■ **Entries**
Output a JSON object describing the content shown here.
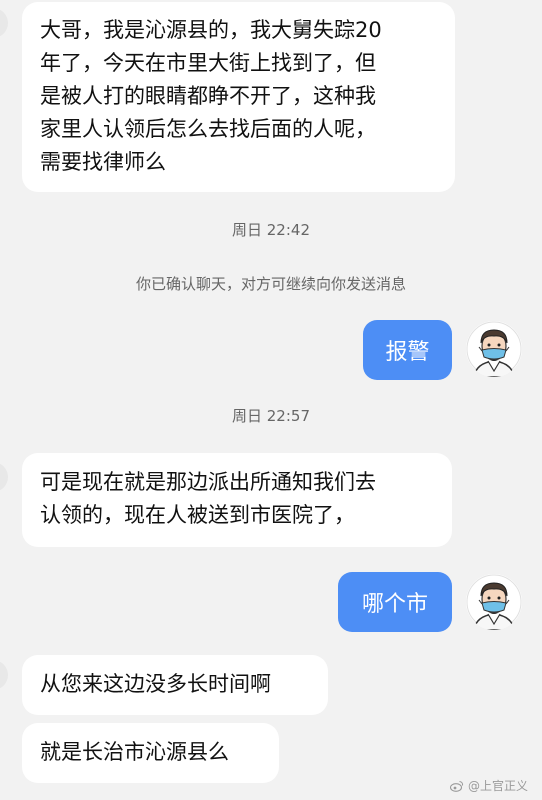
{
  "messages": {
    "m1": [
      "大哥，我是沁源县的，我大舅失踪20",
      "年了，今天在市里大街上找到了，但",
      "是被人打的眼睛都睁不开了，这种我",
      "家里人认领后怎么去找后面的人呢，",
      "需要找律师么"
    ],
    "time1": "周日 22:42",
    "notice": "你已确认聊天，对方可继续向你发送消息",
    "out1": "报警",
    "time2": "周日 22:57",
    "m2": [
      "可是现在就是那边派出所通知我们去",
      "认领的，现在人被送到市医院了，"
    ],
    "out2": "哪个市",
    "m3": "从您来这边没多长时间啊",
    "m4": "就是长治市沁源县么"
  },
  "watermark": "@上官正义",
  "colors": {
    "background": "#f2f2f2",
    "incoming_bubble": "#ffffff",
    "outgoing_bubble": "#4d8ef5",
    "meta_text": "#666666"
  },
  "icons": {
    "avatar": "avatar-masked-man-icon",
    "watermark": "weibo-logo-icon"
  }
}
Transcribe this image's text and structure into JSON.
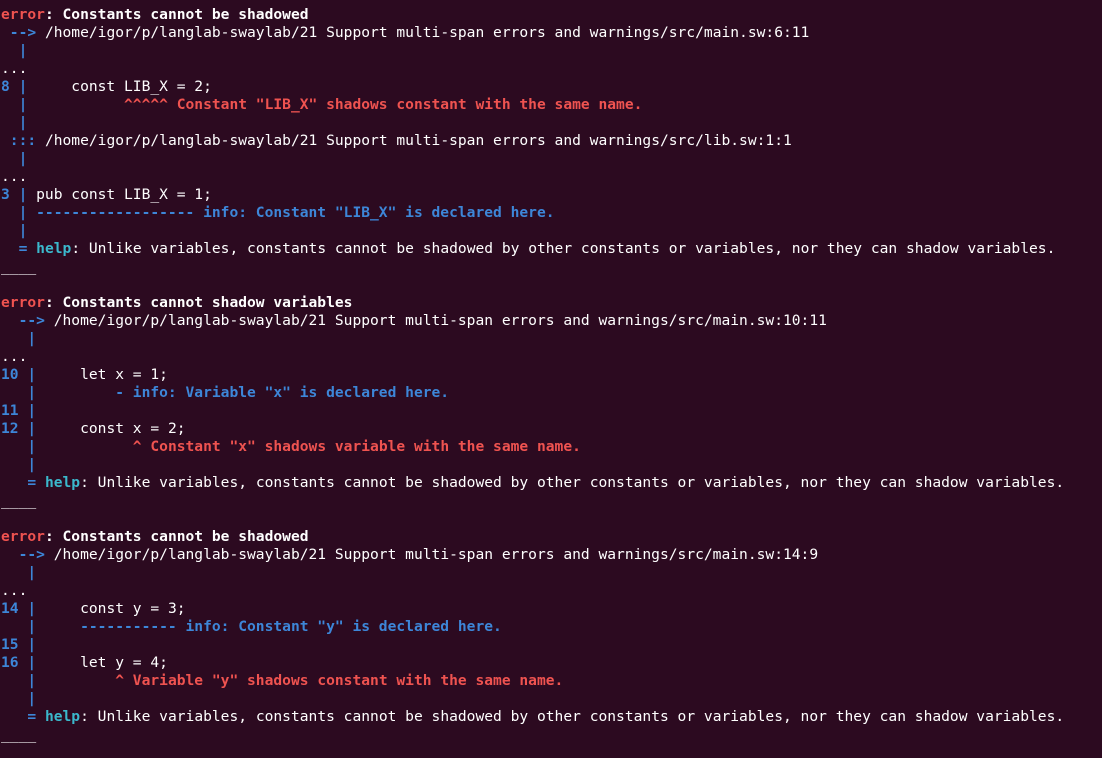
{
  "colors": {
    "background": "#2c0a20",
    "text": "#ffffff",
    "error": "#ef5350",
    "gutter": "#3d86d8",
    "help": "#3bb8cc"
  },
  "lines": [
    [
      {
        "t": "error",
        "c": "red"
      },
      {
        "t": ": Constants cannot be shadowed",
        "c": "bold"
      }
    ],
    [
      {
        "t": " -->",
        "c": "blue"
      },
      {
        "t": " /home/igor/p/langlab-swaylab/21 Support multi-span errors and warnings/src/main.sw:6:11",
        "c": "white"
      }
    ],
    [
      {
        "t": "  |",
        "c": "blue"
      }
    ],
    [
      {
        "t": "...",
        "c": "white"
      }
    ],
    [
      {
        "t": "8 |",
        "c": "blue"
      },
      {
        "t": "     const LIB_X = 2;",
        "c": "white"
      }
    ],
    [
      {
        "t": "  |",
        "c": "blue"
      },
      {
        "t": "           ^^^^^ Constant \"LIB_X\" shadows constant with the same name.",
        "c": "red"
      }
    ],
    [
      {
        "t": "  |",
        "c": "blue"
      }
    ],
    [
      {
        "t": " :::",
        "c": "blue"
      },
      {
        "t": " /home/igor/p/langlab-swaylab/21 Support multi-span errors and warnings/src/lib.sw:1:1",
        "c": "white"
      }
    ],
    [
      {
        "t": "  |",
        "c": "blue"
      }
    ],
    [
      {
        "t": "...",
        "c": "white"
      }
    ],
    [
      {
        "t": "3 |",
        "c": "blue"
      },
      {
        "t": " pub const LIB_X = 1;",
        "c": "white"
      }
    ],
    [
      {
        "t": "  | ------------------ info: Constant \"LIB_X\" is declared here.",
        "c": "blue"
      }
    ],
    [
      {
        "t": "  |",
        "c": "blue"
      }
    ],
    [
      {
        "t": "  = ",
        "c": "blue"
      },
      {
        "t": "help",
        "c": "cyan"
      },
      {
        "t": ": Unlike variables, constants cannot be shadowed by other constants or variables, nor they can shadow variables.",
        "c": "white"
      }
    ],
    [
      {
        "t": "____",
        "c": "white"
      }
    ],
    [
      {
        "t": "",
        "c": "white"
      }
    ],
    [
      {
        "t": "error",
        "c": "red"
      },
      {
        "t": ": Constants cannot shadow variables",
        "c": "bold"
      }
    ],
    [
      {
        "t": "  -->",
        "c": "blue"
      },
      {
        "t": " /home/igor/p/langlab-swaylab/21 Support multi-span errors and warnings/src/main.sw:10:11",
        "c": "white"
      }
    ],
    [
      {
        "t": "   |",
        "c": "blue"
      }
    ],
    [
      {
        "t": "...",
        "c": "white"
      }
    ],
    [
      {
        "t": "10 |",
        "c": "blue"
      },
      {
        "t": "     let x = 1;",
        "c": "white"
      }
    ],
    [
      {
        "t": "   |         - info: Variable \"x\" is declared here.",
        "c": "blue"
      }
    ],
    [
      {
        "t": "11 |",
        "c": "blue"
      }
    ],
    [
      {
        "t": "12 |",
        "c": "blue"
      },
      {
        "t": "     const x = 2;",
        "c": "white"
      }
    ],
    [
      {
        "t": "   |",
        "c": "blue"
      },
      {
        "t": "           ^ Constant \"x\" shadows variable with the same name.",
        "c": "red"
      }
    ],
    [
      {
        "t": "   |",
        "c": "blue"
      }
    ],
    [
      {
        "t": "   = ",
        "c": "blue"
      },
      {
        "t": "help",
        "c": "cyan"
      },
      {
        "t": ": Unlike variables, constants cannot be shadowed by other constants or variables, nor they can shadow variables.",
        "c": "white"
      }
    ],
    [
      {
        "t": "____",
        "c": "white"
      }
    ],
    [
      {
        "t": "",
        "c": "white"
      }
    ],
    [
      {
        "t": "error",
        "c": "red"
      },
      {
        "t": ": Constants cannot be shadowed",
        "c": "bold"
      }
    ],
    [
      {
        "t": "  -->",
        "c": "blue"
      },
      {
        "t": " /home/igor/p/langlab-swaylab/21 Support multi-span errors and warnings/src/main.sw:14:9",
        "c": "white"
      }
    ],
    [
      {
        "t": "   |",
        "c": "blue"
      }
    ],
    [
      {
        "t": "...",
        "c": "white"
      }
    ],
    [
      {
        "t": "14 |",
        "c": "blue"
      },
      {
        "t": "     const y = 3;",
        "c": "white"
      }
    ],
    [
      {
        "t": "   |     ----------- info: Constant \"y\" is declared here.",
        "c": "blue"
      }
    ],
    [
      {
        "t": "15 |",
        "c": "blue"
      }
    ],
    [
      {
        "t": "16 |",
        "c": "blue"
      },
      {
        "t": "     let y = 4;",
        "c": "white"
      }
    ],
    [
      {
        "t": "   |",
        "c": "blue"
      },
      {
        "t": "         ^ Variable \"y\" shadows constant with the same name.",
        "c": "red"
      }
    ],
    [
      {
        "t": "   |",
        "c": "blue"
      }
    ],
    [
      {
        "t": "   = ",
        "c": "blue"
      },
      {
        "t": "help",
        "c": "cyan"
      },
      {
        "t": ": Unlike variables, constants cannot be shadowed by other constants or variables, nor they can shadow variables.",
        "c": "white"
      }
    ],
    [
      {
        "t": "____",
        "c": "white"
      }
    ]
  ]
}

■ **What you are asked to do**
Quote each record exactly as it stands, minus the pictures.

■ **Result**
Output a JSON object describing the content shown here.
{
  "messages": {
    "m1": [
      "大哥，我是沁源县的，我大舅失踪20",
      "年了，今天在市里大街上找到了，但",
      "是被人打的眼睛都睁不开了，这种我",
      "家里人认领后怎么去找后面的人呢，",
      "需要找律师么"
    ],
    "time1": "周日 22:42",
    "notice": "你已确认聊天，对方可继续向你发送消息",
    "out1": "报警",
    "time2": "周日 22:57",
    "m2": [
      "可是现在就是那边派出所通知我们去",
      "认领的，现在人被送到市医院了，"
    ],
    "out2": "哪个市",
    "m3": "从您来这边没多长时间啊",
    "m4": "就是长治市沁源县么"
  },
  "watermark": "@上官正义",
  "colors": {
    "background": "#f2f2f2",
    "incoming_bubble": "#ffffff",
    "outgoing_bubble": "#4d8ef5",
    "meta_text": "#666666"
  },
  "icons": {
    "avatar": "avatar-masked-man-icon",
    "watermark": "weibo-logo-icon"
  }
}
Transcribe this image's text and structure into JSON.
{
  "colors": {
    "background": "#2c0a20",
    "text": "#ffffff",
    "error": "#ef5350",
    "gutter": "#3d86d8",
    "help": "#3bb8cc"
  },
  "lines": [
    [
      {
        "t": "error",
        "c": "red"
      },
      {
        "t": ": Constants cannot be shadowed",
        "c": "bold"
      }
    ],
    [
      {
        "t": " -->",
        "c": "blue"
      },
      {
        "t": " /home/igor/p/langlab-swaylab/21 Support multi-span errors and warnings/src/main.sw:6:11",
        "c": "white"
      }
    ],
    [
      {
        "t": "  |",
        "c": "blue"
      }
    ],
    [
      {
        "t": "...",
        "c": "white"
      }
    ],
    [
      {
        "t": "8 |",
        "c": "blue"
      },
      {
        "t": "     const LIB_X = 2;",
        "c": "white"
      }
    ],
    [
      {
        "t": "  |",
        "c": "blue"
      },
      {
        "t": "           ^^^^^ Constant \"LIB_X\" shadows constant with the same name.",
        "c": "red"
      }
    ],
    [
      {
        "t": "  |",
        "c": "blue"
      }
    ],
    [
      {
        "t": " :::",
        "c": "blue"
      },
      {
        "t": " /home/igor/p/langlab-swaylab/21 Support multi-span errors and warnings/src/lib.sw:1:1",
        "c": "white"
      }
    ],
    [
      {
        "t": "  |",
        "c": "blue"
      }
    ],
    [
      {
        "t": "...",
        "c": "white"
      }
    ],
    [
      {
        "t": "3 |",
        "c": "blue"
      },
      {
        "t": " pub const LIB_X = 1;",
        "c": "white"
      }
    ],
    [
      {
        "t": "  | ------------------ info: Constant \"LIB_X\" is declared here.",
        "c": "blue"
      }
    ],
    [
      {
        "t": "  |",
        "c": "blue"
      }
    ],
    [
      {
        "t": "  = ",
        "c": "blue"
      },
      {
        "t": "help",
        "c": "cyan"
      },
      {
        "t": ": Unlike variables, constants cannot be shadowed by other constants or variables, nor they can shadow variables.",
        "c": "white"
      }
    ],
    [
      {
        "t": "____",
        "c": "white"
      }
    ],
    [
      {
        "t": "",
        "c": "white"
      }
    ],
    [
      {
        "t": "error",
        "c": "red"
      },
      {
        "t": ": Constants cannot shadow variables",
        "c": "bold"
      }
    ],
    [
      {
        "t": "  -->",
        "c": "blue"
      },
      {
        "t": " /home/igor/p/langlab-swaylab/21 Support multi-span errors and warnings/src/main.sw:10:11",
        "c": "white"
      }
    ],
    [
      {
        "t": "   |",
        "c": "blue"
      }
    ],
    [
      {
        "t": "...",
        "c": "white"
      }
    ],
    [
      {
        "t": "10 |",
        "c": "blue"
      },
      {
        "t": "     let x = 1;",
        "c": "white"
      }
    ],
    [
      {
        "t": "   |         - info: Variable \"x\" is declared here.",
        "c": "blue"
      }
    ],
    [
      {
        "t": "11 |",
        "c": "blue"
      }
    ],
    [
      {
        "t": "12 |",
        "c": "blue"
      },
      {
        "t": "     const x = 2;",
        "c": "white"
      }
    ],
    [
      {
        "t": "   |",
        "c": "blue"
      },
      {
        "t": "           ^ Constant \"x\" shadows variable with the same name.",
        "c": "red"
      }
    ],
    [
      {
        "t": "   |",
        "c": "blue"
      }
    ],
    [
      {
        "t": "   = ",
        "c": "blue"
      },
      {
        "t": "help",
        "c": "cyan"
      },
      {
        "t": ": Unlike variables, constants cannot be shadowed by other constants or variables, nor they can shadow variables.",
        "c": "white"
      }
    ],
    [
      {
        "t": "____",
        "c": "white"
      }
    ],
    [
      {
        "t": "",
        "c": "white"
      }
    ],
    [
      {
        "t": "error",
        "c": "red"
      },
      {
        "t": ": Constants cannot be shadowed",
        "c": "bold"
      }
    ],
    [
      {
        "t": "  -->",
        "c": "blue"
      },
      {
        "t": " /home/igor/p/langlab-swaylab/21 Support multi-span errors and warnings/src/main.sw:14:9",
        "c": "white"
      }
    ],
    [
      {
        "t": "   |",
        "c": "blue"
      }
    ],
    [
      {
        "t": "...",
        "c": "white"
      }
    ],
    [
      {
        "t": "14 |",
        "c": "blue"
      },
      {
        "t": "     const y = 3;",
        "c": "white"
      }
    ],
    [
      {
        "t": "   |     ----------- info: Constant \"y\" is declared here.",
        "c": "blue"
      }
    ],
    [
      {
        "t": "15 |",
        "c": "blue"
      }
    ],
    [
      {
        "t": "16 |",
        "c": "blue"
      },
      {
        "t": "     let y = 4;",
        "c": "white"
      }
    ],
    [
      {
        "t": "   |",
        "c": "blue"
      },
      {
        "t": "         ^ Variable \"y\" shadows constant with the same name.",
        "c": "red"
      }
    ],
    [
      {
        "t": "   |",
        "c": "blue"
      }
    ],
    [
      {
        "t": "   = ",
        "c": "blue"
      },
      {
        "t": "help",
        "c": "cyan"
      },
      {
        "t": ": Unlike variables, constants cannot be shadowed by other constants or variables, nor they can shadow variables.",
        "c": "white"
      }
    ],
    [
      {
        "t": "____",
        "c": "white"
      }
    ]
  ]
}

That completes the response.